The records -
§

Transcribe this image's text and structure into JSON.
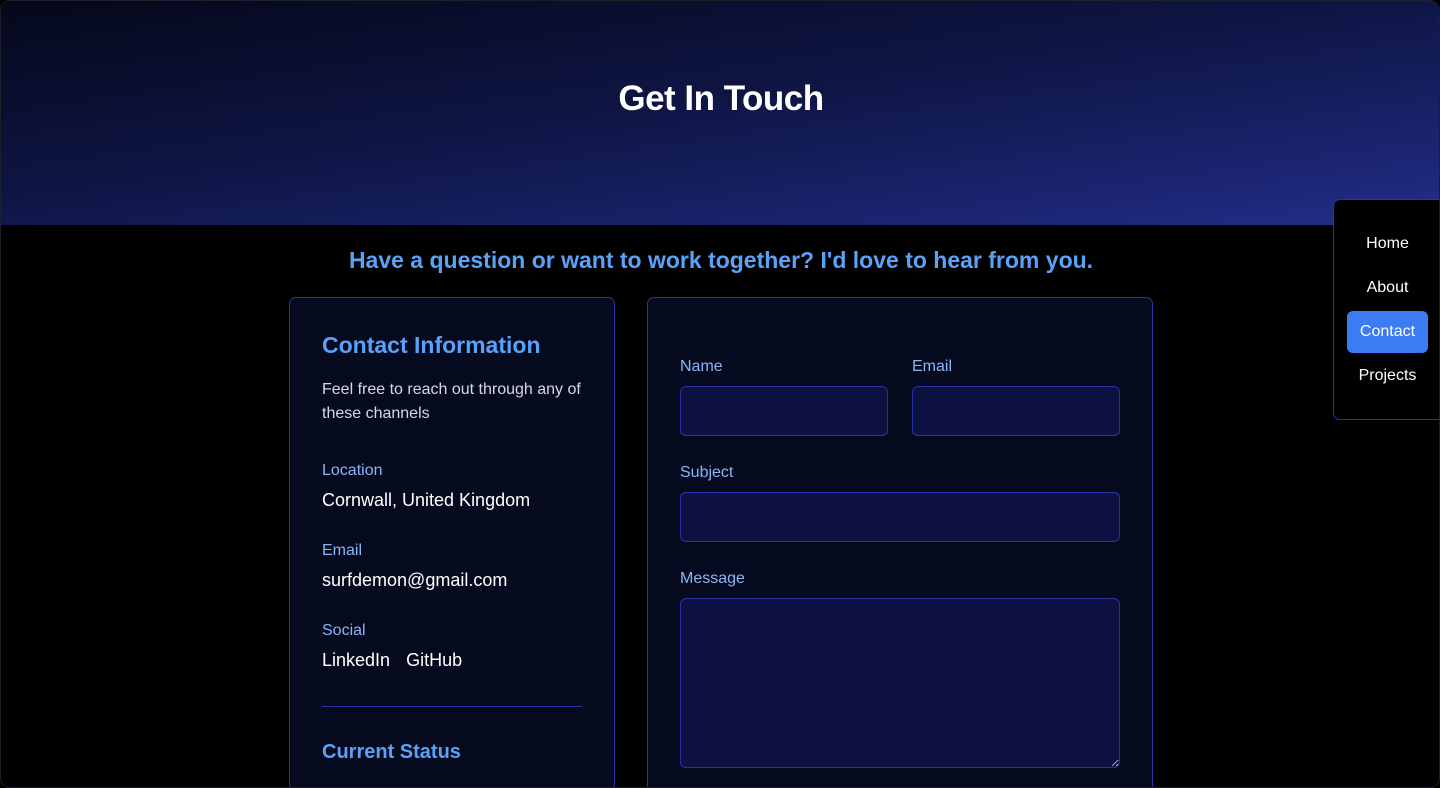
{
  "hero": {
    "title": "Get In Touch"
  },
  "tagline": "Have a question or want to work together? I'd love to hear from you.",
  "contact_info": {
    "title": "Contact Information",
    "description": "Feel free to reach out through any of these channels",
    "location_label": "Location",
    "location_value": "Cornwall, United Kingdom",
    "email_label": "Email",
    "email_value": "surfdemon@gmail.com",
    "social_label": "Social",
    "social_links": [
      "LinkedIn",
      "GitHub"
    ],
    "status_title": "Current Status"
  },
  "form": {
    "name_label": "Name",
    "email_label": "Email",
    "subject_label": "Subject",
    "message_label": "Message",
    "name_value": "",
    "email_value": "",
    "subject_value": "",
    "message_value": ""
  },
  "nav": {
    "items": [
      {
        "label": "Home"
      },
      {
        "label": "About"
      },
      {
        "label": "Contact"
      },
      {
        "label": "Projects"
      }
    ],
    "active": "Contact"
  },
  "colors": {
    "accent": "#5aa2f8",
    "label": "#8ab6f5",
    "border": "#2a33a8",
    "active_nav": "#3b7cf5",
    "card_bg": "#060a1f",
    "input_bg": "#0e1242"
  }
}
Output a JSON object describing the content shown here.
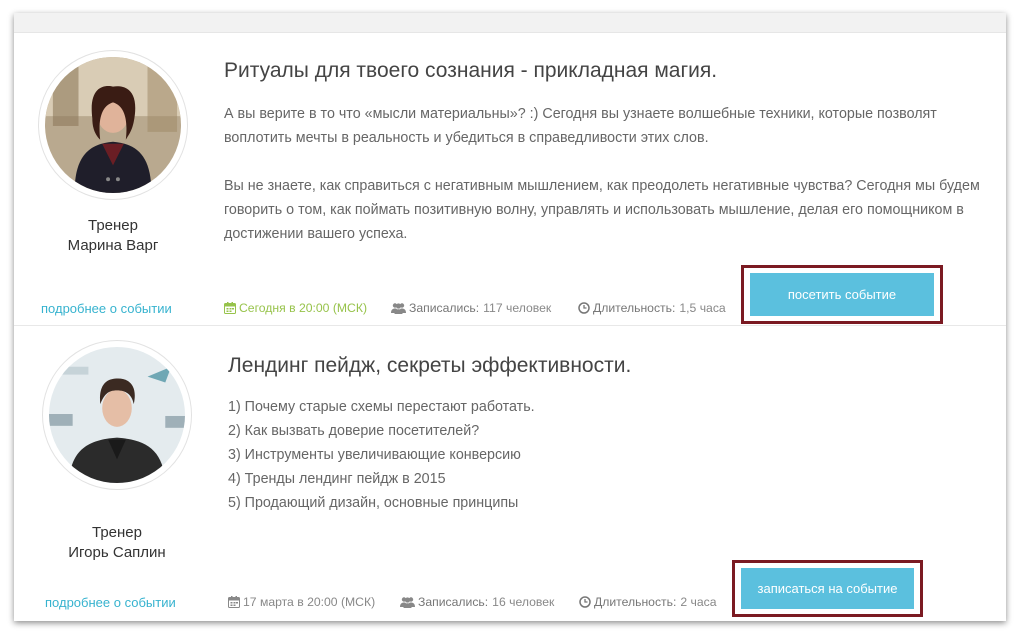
{
  "colors": {
    "accent": "#5bc0de",
    "link": "#37b3cf",
    "today": "#97c34b",
    "highlight_frame": "#7b1a22"
  },
  "events": [
    {
      "title": "Ритуалы для твоего сознания - прикладная магия.",
      "description": [
        "А вы верите в то что «мысли материальны»? :) Сегодня вы узнаете волшебные техники, которые позволят воплотить мечты в реальность и убедиться в справедливости этих слов.",
        "Вы не знаете, как справиться с негативным мышлением, как преодолеть негативные чувства? Сегодня мы будем говорить о том, как поймать позитивную волну, управлять и использовать мышление, делая его помощником в достижении вашего успеха."
      ],
      "trainer_role": "Тренер",
      "trainer_name": "Марина Варг",
      "more_link": "подробнее о событии",
      "date": "Сегодня в 20:00 (МСК)",
      "date_icon": "calendar-icon",
      "signed_label": "Записались:",
      "signed_value": "117 человек",
      "signed_icon": "users-icon",
      "duration_label": "Длительность:",
      "duration_value": "1,5 часа",
      "duration_icon": "clock-icon",
      "button": "посетить событие"
    },
    {
      "title": "Лендинг пейдж, секреты эффективности.",
      "description": [
        "1) Почему старые схемы перестают работать.",
        "2) Как вызвать доверие посетителей?",
        "3) Инструменты увеличивающие конверсию",
        "4) Тренды лендинг пейдж в 2015",
        "5) Продающий дизайн, основные принципы"
      ],
      "trainer_role": "Тренер",
      "trainer_name": "Игорь Саплин",
      "more_link": "подробнее о событии",
      "date": "17 марта в 20:00 (МСК)",
      "date_icon": "calendar-icon",
      "signed_label": "Записались:",
      "signed_value": "16 человек",
      "signed_icon": "users-icon",
      "duration_label": "Длительность:",
      "duration_value": "2 часа",
      "duration_icon": "clock-icon",
      "button": "записаться на событие"
    }
  ]
}
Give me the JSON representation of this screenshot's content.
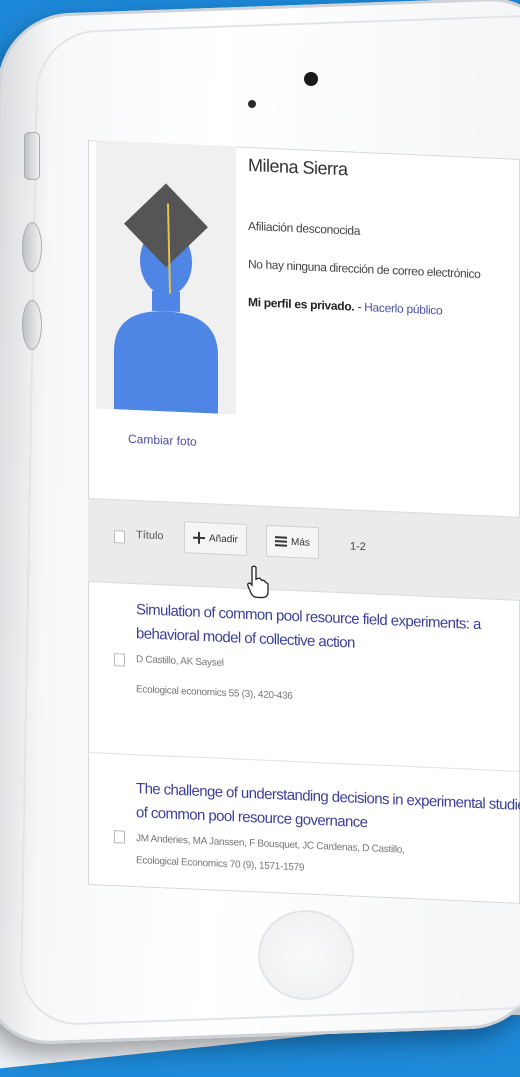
{
  "profile": {
    "name": "Milena Sierra",
    "affiliation": "Afiliación desconocida",
    "email_status": "No hay ninguna dirección de correo electrónico",
    "privacy_label": "Mi perfil es privado.",
    "privacy_separator": " - ",
    "privacy_link": "Hacerlo público",
    "change_photo": "Cambiar foto"
  },
  "toolbar": {
    "title_label": "Título",
    "add_label": "Añadir",
    "more_label": "Más",
    "range": "1-2"
  },
  "articles": [
    {
      "title": "Simulation of common pool resource field experiments: a behavioral model of collective action",
      "authors": "D Castillo, AK Saysel",
      "venue": "Ecological economics 55 (3), 420-436"
    },
    {
      "title": "The challenge of understanding decisions in experimental studies of common pool resource governance",
      "authors": "JM Anderies, MA Janssen, F Bousquet, JC Cardenas, D Castillo,",
      "venue": "Ecological Economics 70 (9), 1571-1579"
    }
  ],
  "icons": {
    "avatar": "graduate-avatar-icon",
    "add": "plus-icon",
    "more": "menu-lines-icon",
    "cursor": "hand-pointer-icon"
  },
  "colors": {
    "link": "#4a4fa8",
    "avatar_body": "#4f86e6",
    "cap": "#555555"
  }
}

§

Written exercise -
Leave out the pictures, and give all the records again exactly.

Result -
Transcribe this image's text and structure into JSON.
{
  "hero": {
    "title": "Get In Touch"
  },
  "tagline": "Have a question or want to work together? I'd love to hear from you.",
  "contact_info": {
    "title": "Contact Information",
    "description": "Feel free to reach out through any of these channels",
    "location_label": "Location",
    "location_value": "Cornwall, United Kingdom",
    "email_label": "Email",
    "email_value": "surfdemon@gmail.com",
    "social_label": "Social",
    "social_links": [
      "LinkedIn",
      "GitHub"
    ],
    "status_title": "Current Status"
  },
  "form": {
    "name_label": "Name",
    "email_label": "Email",
    "subject_label": "Subject",
    "message_label": "Message",
    "name_value": "",
    "email_value": "",
    "subject_value": "",
    "message_value": ""
  },
  "nav": {
    "items": [
      {
        "label": "Home"
      },
      {
        "label": "About"
      },
      {
        "label": "Contact"
      },
      {
        "label": "Projects"
      }
    ],
    "active": "Contact"
  },
  "colors": {
    "accent": "#5aa2f8",
    "label": "#8ab6f5",
    "border": "#2a33a8",
    "active_nav": "#3b7cf5",
    "card_bg": "#060a1f",
    "input_bg": "#0e1242"
  }
}
Output a JSON object describing the content shown here.
{
  "colors": {
    "accent": "#5bc0de",
    "link": "#37b3cf",
    "today": "#97c34b",
    "highlight_frame": "#7b1a22"
  },
  "events": [
    {
      "title": "Ритуалы для твоего сознания - прикладная магия.",
      "description": [
        "А вы верите в то что «мысли материальны»? :) Сегодня вы узнаете волшебные техники, которые позволят воплотить мечты в реальность и убедиться в справедливости этих слов.",
        "Вы не знаете, как справиться с негативным мышлением, как преодолеть негативные чувства? Сегодня мы будем говорить о том, как поймать позитивную волну, управлять и использовать мышление, делая его помощником в достижении вашего успеха."
      ],
      "trainer_role": "Тренер",
      "trainer_name": "Марина Варг",
      "more_link": "подробнее о событии",
      "date": "Сегодня в 20:00 (МСК)",
      "date_icon": "calendar-icon",
      "signed_label": "Записались:",
      "signed_value": "117 человек",
      "signed_icon": "users-icon",
      "duration_label": "Длительность:",
      "duration_value": "1,5 часа",
      "duration_icon": "clock-icon",
      "button": "посетить событие"
    },
    {
      "title": "Лендинг пейдж, секреты эффективности.",
      "description": [
        "1) Почему старые схемы перестают работать.",
        "2) Как вызвать доверие посетителей?",
        "3) Инструменты увеличивающие конверсию",
        "4) Тренды лендинг пейдж в 2015",
        "5) Продающий дизайн, основные принципы"
      ],
      "trainer_role": "Тренер",
      "trainer_name": "Игорь Саплин",
      "more_link": "подробнее о событии",
      "date": "17 марта в 20:00 (МСК)",
      "date_icon": "calendar-icon",
      "signed_label": "Записались:",
      "signed_value": "16 человек",
      "signed_icon": "users-icon",
      "duration_label": "Длительность:",
      "duration_value": "2 часа",
      "duration_icon": "clock-icon",
      "button": "записаться на событие"
    }
  ]
}
Give me the JSON representation of this screenshot's content.
{
  "profile": {
    "name": "Milena Sierra",
    "affiliation": "Afiliación desconocida",
    "email_status": "No hay ninguna dirección de correo electrónico",
    "privacy_label": "Mi perfil es privado.",
    "privacy_separator": " - ",
    "privacy_link": "Hacerlo público",
    "change_photo": "Cambiar foto"
  },
  "toolbar": {
    "title_label": "Título",
    "add_label": "Añadir",
    "more_label": "Más",
    "range": "1-2"
  },
  "articles": [
    {
      "title": "Simulation of common pool resource field experiments: a behavioral model of collective action",
      "authors": "D Castillo, AK Saysel",
      "venue": "Ecological economics 55 (3), 420-436"
    },
    {
      "title": "The challenge of understanding decisions in experimental studies of common pool resource governance",
      "authors": "JM Anderies, MA Janssen, F Bousquet, JC Cardenas, D Castillo,",
      "venue": "Ecological Economics 70 (9), 1571-1579"
    }
  ],
  "icons": {
    "avatar": "graduate-avatar-icon",
    "add": "plus-icon",
    "more": "menu-lines-icon",
    "cursor": "hand-pointer-icon"
  },
  "colors": {
    "link": "#4a4fa8",
    "avatar_body": "#4f86e6",
    "cap": "#555555"
  }
}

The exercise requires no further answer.